(Data entries for graphics)
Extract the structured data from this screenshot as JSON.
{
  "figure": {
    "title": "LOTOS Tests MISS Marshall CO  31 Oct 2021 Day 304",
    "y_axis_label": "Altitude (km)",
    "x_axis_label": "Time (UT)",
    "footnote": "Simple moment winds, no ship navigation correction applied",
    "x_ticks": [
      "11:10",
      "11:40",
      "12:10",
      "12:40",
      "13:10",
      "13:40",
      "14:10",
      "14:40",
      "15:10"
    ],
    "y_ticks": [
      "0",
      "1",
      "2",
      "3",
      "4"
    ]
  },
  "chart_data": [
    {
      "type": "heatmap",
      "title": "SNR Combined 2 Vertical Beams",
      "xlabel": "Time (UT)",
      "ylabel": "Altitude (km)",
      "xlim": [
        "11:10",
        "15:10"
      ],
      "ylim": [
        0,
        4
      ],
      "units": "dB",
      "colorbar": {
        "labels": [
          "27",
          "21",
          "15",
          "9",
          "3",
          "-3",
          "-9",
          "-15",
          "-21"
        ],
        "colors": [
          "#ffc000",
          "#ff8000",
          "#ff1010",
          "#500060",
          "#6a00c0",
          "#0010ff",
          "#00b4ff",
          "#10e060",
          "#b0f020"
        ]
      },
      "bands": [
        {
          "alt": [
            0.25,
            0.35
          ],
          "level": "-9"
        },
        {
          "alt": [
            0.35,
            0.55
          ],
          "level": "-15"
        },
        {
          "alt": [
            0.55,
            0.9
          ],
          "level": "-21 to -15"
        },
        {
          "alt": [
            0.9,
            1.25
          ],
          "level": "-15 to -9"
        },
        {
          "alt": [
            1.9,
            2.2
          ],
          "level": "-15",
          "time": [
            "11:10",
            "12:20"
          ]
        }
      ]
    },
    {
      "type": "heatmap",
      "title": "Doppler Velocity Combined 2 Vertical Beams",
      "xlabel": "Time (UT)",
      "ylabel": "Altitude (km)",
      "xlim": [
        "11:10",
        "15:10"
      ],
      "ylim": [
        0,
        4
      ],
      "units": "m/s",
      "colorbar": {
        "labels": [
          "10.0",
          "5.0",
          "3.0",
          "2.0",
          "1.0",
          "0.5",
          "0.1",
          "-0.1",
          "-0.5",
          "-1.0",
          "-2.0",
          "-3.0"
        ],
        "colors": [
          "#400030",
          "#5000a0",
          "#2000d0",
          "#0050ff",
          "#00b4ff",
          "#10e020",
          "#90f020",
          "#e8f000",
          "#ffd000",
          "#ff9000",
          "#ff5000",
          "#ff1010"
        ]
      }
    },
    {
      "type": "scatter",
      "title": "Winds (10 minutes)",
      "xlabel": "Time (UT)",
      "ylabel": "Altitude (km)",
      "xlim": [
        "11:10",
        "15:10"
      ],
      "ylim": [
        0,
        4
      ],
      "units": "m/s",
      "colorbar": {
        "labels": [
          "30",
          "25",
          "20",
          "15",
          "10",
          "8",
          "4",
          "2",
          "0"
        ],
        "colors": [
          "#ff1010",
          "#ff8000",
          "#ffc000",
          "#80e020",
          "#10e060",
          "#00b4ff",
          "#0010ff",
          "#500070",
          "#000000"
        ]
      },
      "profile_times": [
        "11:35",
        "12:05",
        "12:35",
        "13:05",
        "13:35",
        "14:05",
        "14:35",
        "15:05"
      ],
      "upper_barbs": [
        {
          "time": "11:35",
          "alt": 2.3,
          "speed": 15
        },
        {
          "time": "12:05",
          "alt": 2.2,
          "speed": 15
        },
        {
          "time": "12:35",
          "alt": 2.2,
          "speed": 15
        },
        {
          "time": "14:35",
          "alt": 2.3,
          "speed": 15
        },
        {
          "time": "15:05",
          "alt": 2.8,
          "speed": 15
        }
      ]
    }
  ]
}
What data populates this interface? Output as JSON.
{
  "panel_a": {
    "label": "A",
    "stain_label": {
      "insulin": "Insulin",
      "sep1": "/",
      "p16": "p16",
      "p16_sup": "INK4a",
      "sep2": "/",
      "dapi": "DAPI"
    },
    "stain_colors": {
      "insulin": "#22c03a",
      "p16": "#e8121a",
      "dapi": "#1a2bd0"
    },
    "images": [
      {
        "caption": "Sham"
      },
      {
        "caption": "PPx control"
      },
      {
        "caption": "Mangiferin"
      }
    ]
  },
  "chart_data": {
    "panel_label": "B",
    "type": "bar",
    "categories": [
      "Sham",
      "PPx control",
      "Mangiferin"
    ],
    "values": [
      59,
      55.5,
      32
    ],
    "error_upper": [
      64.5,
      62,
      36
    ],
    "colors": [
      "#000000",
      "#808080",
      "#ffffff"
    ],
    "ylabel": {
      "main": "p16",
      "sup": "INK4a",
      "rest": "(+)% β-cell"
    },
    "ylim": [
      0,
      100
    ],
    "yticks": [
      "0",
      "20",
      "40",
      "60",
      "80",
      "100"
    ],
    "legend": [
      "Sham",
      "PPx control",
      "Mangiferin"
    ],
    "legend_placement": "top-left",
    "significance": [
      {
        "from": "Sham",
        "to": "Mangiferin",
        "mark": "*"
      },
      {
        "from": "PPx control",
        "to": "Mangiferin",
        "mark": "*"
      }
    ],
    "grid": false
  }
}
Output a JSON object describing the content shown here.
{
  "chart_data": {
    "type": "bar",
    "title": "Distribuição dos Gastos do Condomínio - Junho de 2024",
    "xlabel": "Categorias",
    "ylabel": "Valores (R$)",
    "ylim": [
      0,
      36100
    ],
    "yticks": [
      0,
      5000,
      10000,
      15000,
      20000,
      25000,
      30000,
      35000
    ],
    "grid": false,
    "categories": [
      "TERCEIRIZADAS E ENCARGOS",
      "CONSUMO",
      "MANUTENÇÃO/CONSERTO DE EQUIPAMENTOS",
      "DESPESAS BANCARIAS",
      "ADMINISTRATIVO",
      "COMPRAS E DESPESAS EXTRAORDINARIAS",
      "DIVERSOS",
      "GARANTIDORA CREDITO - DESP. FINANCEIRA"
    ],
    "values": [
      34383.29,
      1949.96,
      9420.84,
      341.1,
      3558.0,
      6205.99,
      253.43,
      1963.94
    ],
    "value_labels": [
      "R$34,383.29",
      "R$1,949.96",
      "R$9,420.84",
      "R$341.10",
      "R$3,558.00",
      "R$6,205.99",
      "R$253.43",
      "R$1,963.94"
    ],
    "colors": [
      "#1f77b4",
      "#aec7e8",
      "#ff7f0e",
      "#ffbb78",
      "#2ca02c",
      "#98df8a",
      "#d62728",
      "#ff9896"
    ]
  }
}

> _What the task requires_
Each line of the listing should be copied exactly.

> _Reply to the task_
Extract the structured data from this screenshot as JSON.
{
  "figure": {
    "title": "LOTOS Tests MISS Marshall CO  31 Oct 2021 Day 304",
    "y_axis_label": "Altitude (km)",
    "x_axis_label": "Time (UT)",
    "footnote": "Simple moment winds, no ship navigation correction applied",
    "x_ticks": [
      "11:10",
      "11:40",
      "12:10",
      "12:40",
      "13:10",
      "13:40",
      "14:10",
      "14:40",
      "15:10"
    ],
    "y_ticks": [
      "0",
      "1",
      "2",
      "3",
      "4"
    ]
  },
  "chart_data": [
    {
      "type": "heatmap",
      "title": "SNR Combined 2 Vertical Beams",
      "xlabel": "Time (UT)",
      "ylabel": "Altitude (km)",
      "xlim": [
        "11:10",
        "15:10"
      ],
      "ylim": [
        0,
        4
      ],
      "units": "dB",
      "colorbar": {
        "labels": [
          "27",
          "21",
          "15",
          "9",
          "3",
          "-3",
          "-9",
          "-15",
          "-21"
        ],
        "colors": [
          "#ffc000",
          "#ff8000",
          "#ff1010",
          "#500060",
          "#6a00c0",
          "#0010ff",
          "#00b4ff",
          "#10e060",
          "#b0f020"
        ]
      },
      "bands": [
        {
          "alt": [
            0.25,
            0.35
          ],
          "level": "-9"
        },
        {
          "alt": [
            0.35,
            0.55
          ],
          "level": "-15"
        },
        {
          "alt": [
            0.55,
            0.9
          ],
          "level": "-21 to -15"
        },
        {
          "alt": [
            0.9,
            1.25
          ],
          "level": "-15 to -9"
        },
        {
          "alt": [
            1.9,
            2.2
          ],
          "level": "-15",
          "time": [
            "11:10",
            "12:20"
          ]
        }
      ]
    },
    {
      "type": "heatmap",
      "title": "Doppler Velocity Combined 2 Vertical Beams",
      "xlabel": "Time (UT)",
      "ylabel": "Altitude (km)",
      "xlim": [
        "11:10",
        "15:10"
      ],
      "ylim": [
        0,
        4
      ],
      "units": "m/s",
      "colorbar": {
        "labels": [
          "10.0",
          "5.0",
          "3.0",
          "2.0",
          "1.0",
          "0.5",
          "0.1",
          "-0.1",
          "-0.5",
          "-1.0",
          "-2.0",
          "-3.0"
        ],
        "colors": [
          "#400030",
          "#5000a0",
          "#2000d0",
          "#0050ff",
          "#00b4ff",
          "#10e020",
          "#90f020",
          "#e8f000",
          "#ffd000",
          "#ff9000",
          "#ff5000",
          "#ff1010"
        ]
      }
    },
    {
      "type": "scatter",
      "title": "Winds (10 minutes)",
      "xlabel": "Time (UT)",
      "ylabel": "Altitude (km)",
      "xlim": [
        "11:10",
        "15:10"
      ],
      "ylim": [
        0,
        4
      ],
      "units": "m/s",
      "colorbar": {
        "labels": [
          "30",
          "25",
          "20",
          "15",
          "10",
          "8",
          "4",
          "2",
          "0"
        ],
        "colors": [
          "#ff1010",
          "#ff8000",
          "#ffc000",
          "#80e020",
          "#10e060",
          "#00b4ff",
          "#0010ff",
          "#500070",
          "#000000"
        ]
      },
      "profile_times": [
        "11:35",
        "12:05",
        "12:35",
        "13:05",
        "13:35",
        "14:05",
        "14:35",
        "15:05"
      ],
      "upper_barbs": [
        {
          "time": "11:35",
          "alt": 2.3,
          "speed": 15
        },
        {
          "time": "12:05",
          "alt": 2.2,
          "speed": 15
        },
        {
          "time": "12:35",
          "alt": 2.2,
          "speed": 15
        },
        {
          "time": "14:35",
          "alt": 2.3,
          "speed": 15
        },
        {
          "time": "15:05",
          "alt": 2.8,
          "speed": 15
        }
      ]
    }
  ]
}
What data populates this interface? Output as JSON.
{
  "panel_a": {
    "label": "A",
    "stain_label": {
      "insulin": "Insulin",
      "sep1": "/",
      "p16": "p16",
      "p16_sup": "INK4a",
      "sep2": "/",
      "dapi": "DAPI"
    },
    "stain_colors": {
      "insulin": "#22c03a",
      "p16": "#e8121a",
      "dapi": "#1a2bd0"
    },
    "images": [
      {
        "caption": "Sham"
      },
      {
        "caption": "PPx control"
      },
      {
        "caption": "Mangiferin"
      }
    ]
  },
  "chart_data": {
    "panel_label": "B",
    "type": "bar",
    "categories": [
      "Sham",
      "PPx control",
      "Mangiferin"
    ],
    "values": [
      59,
      55.5,
      32
    ],
    "error_upper": [
      64.5,
      62,
      36
    ],
    "colors": [
      "#000000",
      "#808080",
      "#ffffff"
    ],
    "ylabel": {
      "main": "p16",
      "sup": "INK4a",
      "rest": "(+)% β-cell"
    },
    "ylim": [
      0,
      100
    ],
    "yticks": [
      "0",
      "20",
      "40",
      "60",
      "80",
      "100"
    ],
    "legend": [
      "Sham",
      "PPx control",
      "Mangiferin"
    ],
    "legend_placement": "top-left",
    "significance": [
      {
        "from": "Sham",
        "to": "Mangiferin",
        "mark": "*"
      },
      {
        "from": "PPx control",
        "to": "Mangiferin",
        "mark": "*"
      }
    ],
    "grid": false
  }
}
Output a JSON object describing the content shown here.
{
  "chart_data": {
    "type": "bar",
    "title": "Distribuição dos Gastos do Condomínio - Junho de 2024",
    "xlabel": "Categorias",
    "ylabel": "Valores (R$)",
    "ylim": [
      0,
      36100
    ],
    "yticks": [
      0,
      5000,
      10000,
      15000,
      20000,
      25000,
      30000,
      35000
    ],
    "grid": false,
    "categories": [
      "TERCEIRIZADAS E ENCARGOS",
      "CONSUMO",
      "MANUTENÇÃO/CONSERTO DE EQUIPAMENTOS",
      "DESPESAS BANCARIAS",
      "ADMINISTRATIVO",
      "COMPRAS E DESPESAS EXTRAORDINARIAS",
      "DIVERSOS",
      "GARANTIDORA CREDITO - DESP. FINANCEIRA"
    ],
    "values": [
      34383.29,
      1949.96,
      9420.84,
      341.1,
      3558.0,
      6205.99,
      253.43,
      1963.94
    ],
    "value_labels": [
      "R$34,383.29",
      "R$1,949.96",
      "R$9,420.84",
      "R$341.10",
      "R$3,558.00",
      "R$6,205.99",
      "R$253.43",
      "R$1,963.94"
    ],
    "colors": [
      "#1f77b4",
      "#aec7e8",
      "#ff7f0e",
      "#ffbb78",
      "#2ca02c",
      "#98df8a",
      "#d62728",
      "#ff9896"
    ]
  }
}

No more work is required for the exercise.